**Instructions for the task**
Each line containing the word "years" must be reported.

— Begin Supplied material —

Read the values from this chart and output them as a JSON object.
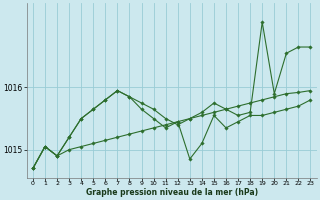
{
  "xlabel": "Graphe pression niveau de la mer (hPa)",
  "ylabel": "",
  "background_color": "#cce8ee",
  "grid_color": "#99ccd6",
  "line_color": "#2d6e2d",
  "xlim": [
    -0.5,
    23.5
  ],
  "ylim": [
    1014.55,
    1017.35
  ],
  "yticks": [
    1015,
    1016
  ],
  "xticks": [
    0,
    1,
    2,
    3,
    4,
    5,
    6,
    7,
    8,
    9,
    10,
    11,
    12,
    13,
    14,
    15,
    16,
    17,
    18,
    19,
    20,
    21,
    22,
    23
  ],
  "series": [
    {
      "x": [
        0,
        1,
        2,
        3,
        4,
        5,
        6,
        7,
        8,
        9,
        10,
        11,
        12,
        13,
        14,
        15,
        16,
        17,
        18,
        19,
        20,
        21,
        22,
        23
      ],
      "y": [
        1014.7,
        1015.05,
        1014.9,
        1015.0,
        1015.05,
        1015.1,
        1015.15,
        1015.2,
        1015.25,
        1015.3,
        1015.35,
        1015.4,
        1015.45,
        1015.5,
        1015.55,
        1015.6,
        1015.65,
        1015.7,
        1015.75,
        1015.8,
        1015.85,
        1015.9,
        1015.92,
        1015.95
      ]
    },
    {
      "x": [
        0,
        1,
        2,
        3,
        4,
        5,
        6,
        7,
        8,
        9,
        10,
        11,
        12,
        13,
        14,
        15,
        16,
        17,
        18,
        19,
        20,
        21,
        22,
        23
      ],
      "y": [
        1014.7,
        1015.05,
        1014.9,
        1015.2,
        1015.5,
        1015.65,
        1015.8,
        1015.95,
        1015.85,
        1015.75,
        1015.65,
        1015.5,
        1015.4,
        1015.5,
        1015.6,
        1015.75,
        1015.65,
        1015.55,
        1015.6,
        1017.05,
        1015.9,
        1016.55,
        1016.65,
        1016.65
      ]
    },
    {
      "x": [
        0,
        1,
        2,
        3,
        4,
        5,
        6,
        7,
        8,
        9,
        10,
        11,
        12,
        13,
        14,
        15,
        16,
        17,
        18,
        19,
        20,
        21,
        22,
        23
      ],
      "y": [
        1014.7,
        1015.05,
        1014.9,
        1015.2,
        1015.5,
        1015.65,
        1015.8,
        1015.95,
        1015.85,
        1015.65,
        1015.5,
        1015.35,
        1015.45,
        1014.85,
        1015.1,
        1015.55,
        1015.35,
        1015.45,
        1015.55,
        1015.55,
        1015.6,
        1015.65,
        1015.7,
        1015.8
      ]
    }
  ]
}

— End Supplied material —
— Begin Supplied material —

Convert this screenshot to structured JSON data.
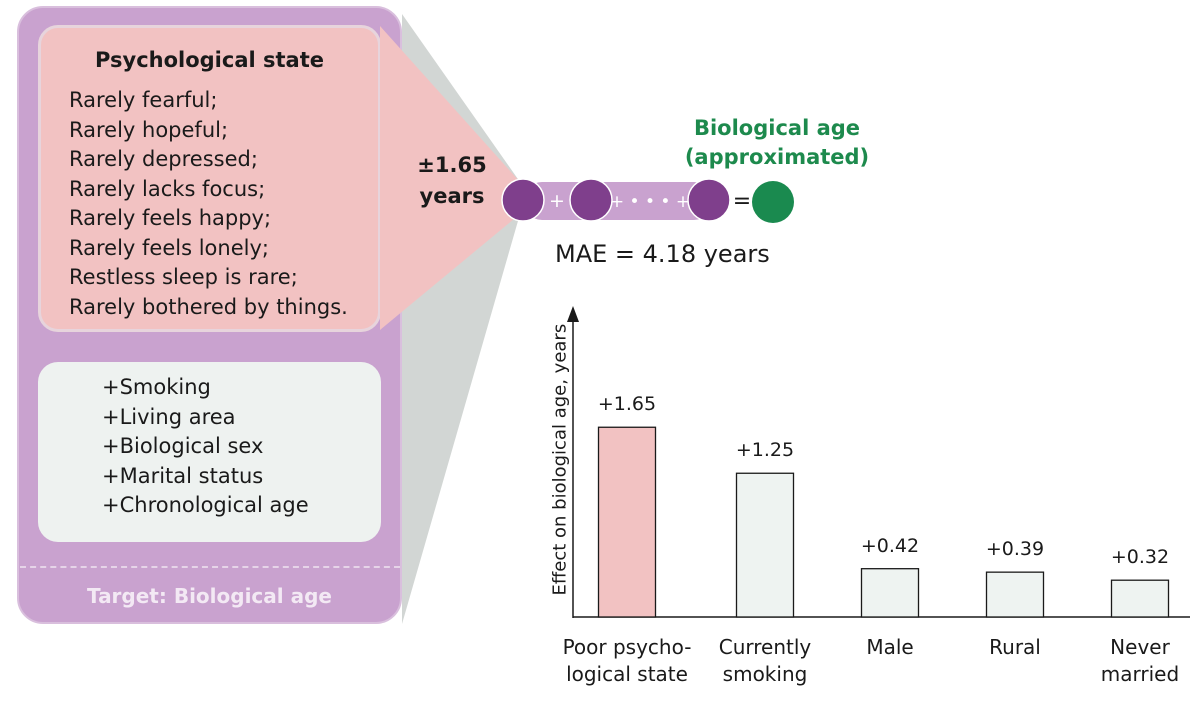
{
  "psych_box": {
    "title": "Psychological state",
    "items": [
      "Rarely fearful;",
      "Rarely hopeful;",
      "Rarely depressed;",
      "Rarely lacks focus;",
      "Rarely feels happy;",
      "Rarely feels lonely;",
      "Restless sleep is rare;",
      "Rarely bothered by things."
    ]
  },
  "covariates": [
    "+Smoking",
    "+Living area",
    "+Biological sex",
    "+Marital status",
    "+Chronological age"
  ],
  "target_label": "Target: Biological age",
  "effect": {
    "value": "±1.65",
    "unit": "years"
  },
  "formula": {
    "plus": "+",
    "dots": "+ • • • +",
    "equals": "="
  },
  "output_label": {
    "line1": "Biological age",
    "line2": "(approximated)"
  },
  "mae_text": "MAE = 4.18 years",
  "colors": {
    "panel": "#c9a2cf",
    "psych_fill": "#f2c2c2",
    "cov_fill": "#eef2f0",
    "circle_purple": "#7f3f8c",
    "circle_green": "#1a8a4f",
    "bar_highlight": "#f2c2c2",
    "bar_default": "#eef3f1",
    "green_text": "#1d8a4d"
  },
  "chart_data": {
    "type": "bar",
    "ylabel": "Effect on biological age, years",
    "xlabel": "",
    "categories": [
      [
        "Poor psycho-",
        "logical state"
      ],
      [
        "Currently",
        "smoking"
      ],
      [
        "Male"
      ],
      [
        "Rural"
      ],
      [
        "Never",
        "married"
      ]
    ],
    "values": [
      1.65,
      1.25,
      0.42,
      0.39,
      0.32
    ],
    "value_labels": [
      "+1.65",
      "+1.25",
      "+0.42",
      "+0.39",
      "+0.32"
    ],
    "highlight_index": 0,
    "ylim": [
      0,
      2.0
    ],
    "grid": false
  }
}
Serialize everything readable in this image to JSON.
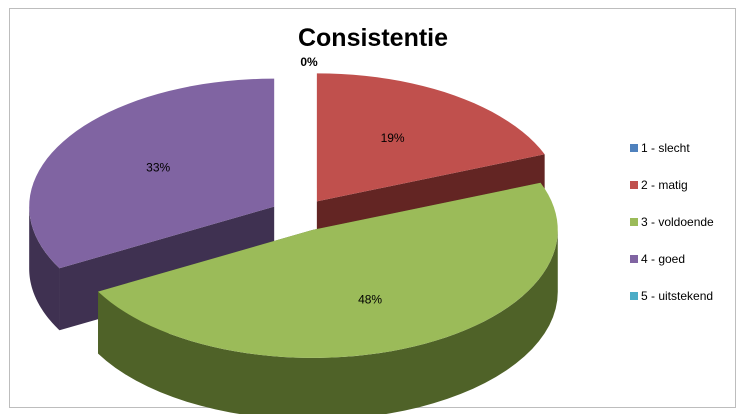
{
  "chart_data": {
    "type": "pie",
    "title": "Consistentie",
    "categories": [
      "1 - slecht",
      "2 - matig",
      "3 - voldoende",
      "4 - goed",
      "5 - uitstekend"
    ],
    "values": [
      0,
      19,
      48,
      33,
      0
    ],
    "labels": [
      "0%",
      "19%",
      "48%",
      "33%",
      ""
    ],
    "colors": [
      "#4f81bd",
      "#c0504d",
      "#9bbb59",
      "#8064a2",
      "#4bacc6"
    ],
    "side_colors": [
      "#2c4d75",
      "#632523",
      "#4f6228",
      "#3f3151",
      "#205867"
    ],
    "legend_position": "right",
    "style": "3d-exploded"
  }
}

— End Supplied material —

**Exercise solution**
    "unit": "years"
  "mae_text": "MAE = 4.18 years",
    "ylabel": "Effect on biological age, years",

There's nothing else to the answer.